Goal. Copy the data below exactly, omitting any picture it contains.

Collection entries
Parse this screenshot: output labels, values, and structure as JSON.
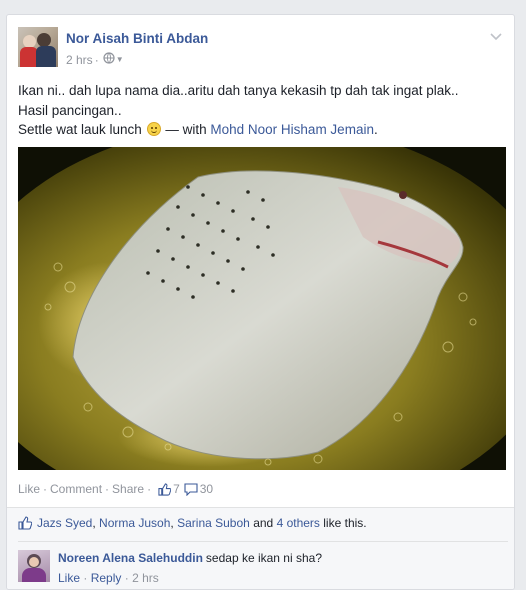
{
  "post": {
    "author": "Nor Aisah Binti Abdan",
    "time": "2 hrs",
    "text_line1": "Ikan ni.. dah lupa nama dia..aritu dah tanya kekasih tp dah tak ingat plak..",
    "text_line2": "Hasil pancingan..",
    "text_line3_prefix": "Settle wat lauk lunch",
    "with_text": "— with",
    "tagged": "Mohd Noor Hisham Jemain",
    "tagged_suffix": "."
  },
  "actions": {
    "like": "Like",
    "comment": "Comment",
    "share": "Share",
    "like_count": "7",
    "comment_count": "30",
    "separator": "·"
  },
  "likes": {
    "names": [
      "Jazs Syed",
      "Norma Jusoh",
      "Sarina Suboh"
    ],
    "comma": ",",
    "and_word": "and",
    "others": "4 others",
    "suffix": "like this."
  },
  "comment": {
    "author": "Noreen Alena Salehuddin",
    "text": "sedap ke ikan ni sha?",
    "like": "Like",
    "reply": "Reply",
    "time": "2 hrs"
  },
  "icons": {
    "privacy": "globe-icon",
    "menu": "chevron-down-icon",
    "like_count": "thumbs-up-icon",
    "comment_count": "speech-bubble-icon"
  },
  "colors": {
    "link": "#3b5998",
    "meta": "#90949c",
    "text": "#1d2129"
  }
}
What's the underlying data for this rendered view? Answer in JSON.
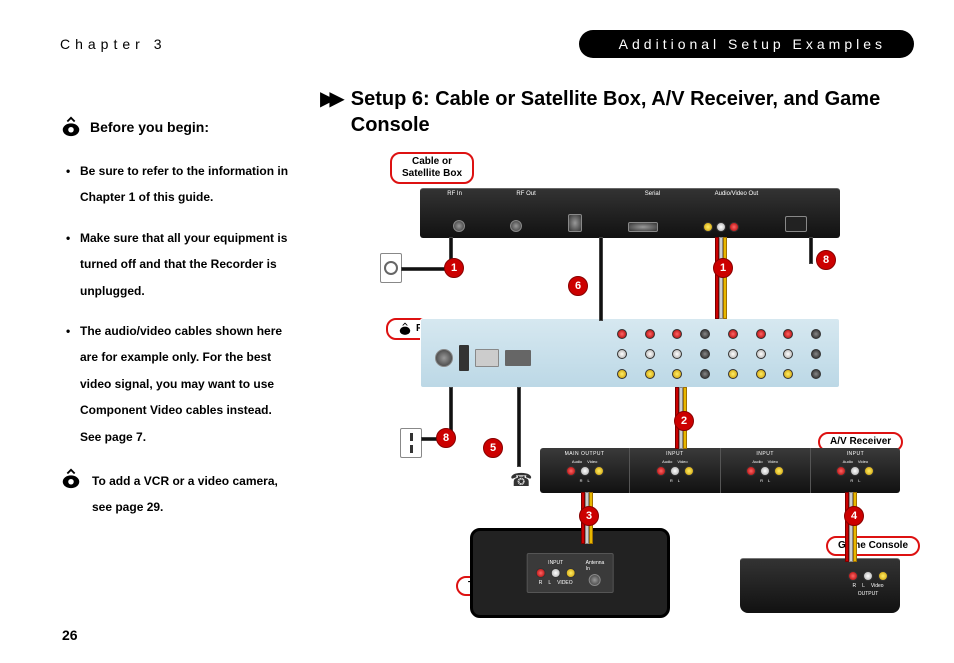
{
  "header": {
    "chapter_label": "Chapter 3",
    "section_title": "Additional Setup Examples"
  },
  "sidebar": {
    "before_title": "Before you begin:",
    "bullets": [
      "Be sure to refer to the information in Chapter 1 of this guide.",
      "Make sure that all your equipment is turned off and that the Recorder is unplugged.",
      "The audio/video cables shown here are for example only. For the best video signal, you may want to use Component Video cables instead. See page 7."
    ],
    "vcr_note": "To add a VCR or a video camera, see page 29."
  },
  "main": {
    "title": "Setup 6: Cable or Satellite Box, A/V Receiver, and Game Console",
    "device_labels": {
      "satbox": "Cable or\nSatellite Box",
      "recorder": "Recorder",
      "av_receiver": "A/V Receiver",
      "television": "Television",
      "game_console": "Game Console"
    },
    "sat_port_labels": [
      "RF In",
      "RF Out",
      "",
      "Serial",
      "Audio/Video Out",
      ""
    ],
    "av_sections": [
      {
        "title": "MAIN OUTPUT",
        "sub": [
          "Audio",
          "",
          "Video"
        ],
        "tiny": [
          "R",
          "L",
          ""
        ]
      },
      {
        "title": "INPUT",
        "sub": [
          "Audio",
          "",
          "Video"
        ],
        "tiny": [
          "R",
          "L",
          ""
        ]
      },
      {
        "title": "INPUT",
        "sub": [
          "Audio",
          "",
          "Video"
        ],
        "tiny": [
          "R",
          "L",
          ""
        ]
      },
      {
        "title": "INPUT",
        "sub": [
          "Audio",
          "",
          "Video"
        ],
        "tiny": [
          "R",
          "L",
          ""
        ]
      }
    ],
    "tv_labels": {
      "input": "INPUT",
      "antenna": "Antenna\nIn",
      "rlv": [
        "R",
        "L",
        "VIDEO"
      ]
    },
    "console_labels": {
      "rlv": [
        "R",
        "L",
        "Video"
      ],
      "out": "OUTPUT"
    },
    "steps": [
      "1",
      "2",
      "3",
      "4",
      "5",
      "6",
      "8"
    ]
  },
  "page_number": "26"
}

Written answer.
Parse this screenshot: output labels, values, and structure as JSON.
{
  "post": {
    "author": "Nor Aisah Binti Abdan",
    "time": "2 hrs",
    "text_line1": "Ikan ni.. dah lupa nama dia..aritu dah tanya kekasih tp dah tak ingat plak..",
    "text_line2": "Hasil pancingan..",
    "text_line3_prefix": "Settle wat lauk lunch",
    "with_text": "— with",
    "tagged": "Mohd Noor Hisham Jemain",
    "tagged_suffix": "."
  },
  "actions": {
    "like": "Like",
    "comment": "Comment",
    "share": "Share",
    "like_count": "7",
    "comment_count": "30",
    "separator": "·"
  },
  "likes": {
    "names": [
      "Jazs Syed",
      "Norma Jusoh",
      "Sarina Suboh"
    ],
    "comma": ",",
    "and_word": "and",
    "others": "4 others",
    "suffix": "like this."
  },
  "comment": {
    "author": "Noreen Alena Salehuddin",
    "text": "sedap ke ikan ni sha?",
    "like": "Like",
    "reply": "Reply",
    "time": "2 hrs"
  },
  "icons": {
    "privacy": "globe-icon",
    "menu": "chevron-down-icon",
    "like_count": "thumbs-up-icon",
    "comment_count": "speech-bubble-icon"
  },
  "colors": {
    "link": "#3b5998",
    "meta": "#90949c",
    "text": "#1d2129"
  }
}
What's the underlying data for this rendered view? Answer in JSON.
{
  "header": {
    "chapter_label": "Chapter 3",
    "section_title": "Additional Setup Examples"
  },
  "sidebar": {
    "before_title": "Before you begin:",
    "bullets": [
      "Be sure to refer to the information in Chapter 1 of this guide.",
      "Make sure that all your equipment is turned off and that the Recorder is unplugged.",
      "The audio/video cables shown here are for example only. For the best video signal, you may want to use Component Video cables instead. See page 7."
    ],
    "vcr_note": "To add a VCR or a video camera, see page 29."
  },
  "main": {
    "title": "Setup 6: Cable or Satellite Box, A/V Receiver, and Game Console",
    "device_labels": {
      "satbox": "Cable or\nSatellite Box",
      "recorder": "Recorder",
      "av_receiver": "A/V Receiver",
      "television": "Television",
      "game_console": "Game Console"
    },
    "sat_port_labels": [
      "RF In",
      "RF Out",
      "",
      "Serial",
      "Audio/Video Out",
      ""
    ],
    "av_sections": [
      {
        "title": "MAIN OUTPUT",
        "sub": [
          "Audio",
          "",
          "Video"
        ],
        "tiny": [
          "R",
          "L",
          ""
        ]
      },
      {
        "title": "INPUT",
        "sub": [
          "Audio",
          "",
          "Video"
        ],
        "tiny": [
          "R",
          "L",
          ""
        ]
      },
      {
        "title": "INPUT",
        "sub": [
          "Audio",
          "",
          "Video"
        ],
        "tiny": [
          "R",
          "L",
          ""
        ]
      },
      {
        "title": "INPUT",
        "sub": [
          "Audio",
          "",
          "Video"
        ],
        "tiny": [
          "R",
          "L",
          ""
        ]
      }
    ],
    "tv_labels": {
      "input": "INPUT",
      "antenna": "Antenna\nIn",
      "rlv": [
        "R",
        "L",
        "VIDEO"
      ]
    },
    "console_labels": {
      "rlv": [
        "R",
        "L",
        "Video"
      ],
      "out": "OUTPUT"
    },
    "steps": [
      "1",
      "2",
      "3",
      "4",
      "5",
      "6",
      "8"
    ]
  },
  "page_number": "26"
}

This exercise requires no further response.